Data records
** START **
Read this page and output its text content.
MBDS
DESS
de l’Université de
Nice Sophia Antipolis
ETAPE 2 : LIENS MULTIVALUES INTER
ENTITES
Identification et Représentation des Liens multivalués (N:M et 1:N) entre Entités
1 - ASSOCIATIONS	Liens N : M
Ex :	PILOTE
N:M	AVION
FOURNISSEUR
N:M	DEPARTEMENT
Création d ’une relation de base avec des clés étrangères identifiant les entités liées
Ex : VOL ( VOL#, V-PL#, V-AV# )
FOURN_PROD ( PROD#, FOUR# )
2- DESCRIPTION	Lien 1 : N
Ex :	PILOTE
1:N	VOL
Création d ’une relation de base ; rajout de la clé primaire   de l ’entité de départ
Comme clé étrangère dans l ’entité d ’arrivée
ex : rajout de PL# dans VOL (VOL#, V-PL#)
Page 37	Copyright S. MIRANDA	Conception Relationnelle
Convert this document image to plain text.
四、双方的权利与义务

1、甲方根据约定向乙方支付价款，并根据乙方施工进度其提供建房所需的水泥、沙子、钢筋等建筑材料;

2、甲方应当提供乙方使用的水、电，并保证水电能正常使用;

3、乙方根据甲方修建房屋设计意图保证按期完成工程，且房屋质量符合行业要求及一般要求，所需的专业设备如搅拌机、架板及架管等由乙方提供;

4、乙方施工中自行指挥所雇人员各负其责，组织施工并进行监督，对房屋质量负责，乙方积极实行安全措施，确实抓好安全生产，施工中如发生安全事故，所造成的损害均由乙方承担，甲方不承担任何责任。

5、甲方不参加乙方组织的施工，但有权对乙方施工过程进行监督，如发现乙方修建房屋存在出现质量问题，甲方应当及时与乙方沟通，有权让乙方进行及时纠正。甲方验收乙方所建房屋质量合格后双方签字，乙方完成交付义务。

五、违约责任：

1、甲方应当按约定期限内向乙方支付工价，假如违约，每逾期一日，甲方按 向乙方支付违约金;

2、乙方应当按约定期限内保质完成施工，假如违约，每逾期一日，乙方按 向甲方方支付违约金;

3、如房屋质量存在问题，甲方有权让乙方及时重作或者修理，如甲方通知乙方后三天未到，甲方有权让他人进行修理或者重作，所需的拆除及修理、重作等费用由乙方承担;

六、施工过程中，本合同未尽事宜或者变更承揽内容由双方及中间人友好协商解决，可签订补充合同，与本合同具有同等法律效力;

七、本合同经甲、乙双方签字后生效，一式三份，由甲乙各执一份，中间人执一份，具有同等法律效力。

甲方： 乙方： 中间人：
** END **
**TASK INSTRUCTIONS:** Starting with the line that contains "Convert this document image to plain text.", repeat each line through the last one exactly as it appears. Include both ends and nothing more.

**THE RESULT:**
Convert this document image to plain text.
四、双方的权利与义务

1、甲方根据约定向乙方支付价款，并根据乙方施工进度其提供建房所需的水泥、沙子、钢筋等建筑材料;

2、甲方应当提供乙方使用的水、电，并保证水电能正常使用;

3、乙方根据甲方修建房屋设计意图保证按期完成工程，且房屋质量符合行业要求及一般要求，所需的专业设备如搅拌机、架板及架管等由乙方提供;

4、乙方施工中自行指挥所雇人员各负其责，组织施工并进行监督，对房屋质量负责，乙方积极实行安全措施，确实抓好安全生产，施工中如发生安全事故，所造成的损害均由乙方承担，甲方不承担任何责任。

5、甲方不参加乙方组织的施工，但有权对乙方施工过程进行监督，如发现乙方修建房屋存在出现质量问题，甲方应当及时与乙方沟通，有权让乙方进行及时纠正。甲方验收乙方所建房屋质量合格后双方签字，乙方完成交付义务。

五、违约责任：

1、甲方应当按约定期限内向乙方支付工价，假如违约，每逾期一日，甲方按 向乙方支付违约金;

2、乙方应当按约定期限内保质完成施工，假如违约，每逾期一日，乙方按 向甲方方支付违约金;

3、如房屋质量存在问题，甲方有权让乙方及时重作或者修理，如甲方通知乙方后三天未到，甲方有权让他人进行修理或者重作，所需的拆除及修理、重作等费用由乙方承担;

六、施工过程中，本合同未尽事宜或者变更承揽内容由双方及中间人友好协商解决，可签订补充合同，与本合同具有同等法律效力;

七、本合同经甲、乙双方签字后生效，一式三份，由甲乙各执一份，中间人执一份，具有同等法律效力。

甲方： 乙方： 中间人：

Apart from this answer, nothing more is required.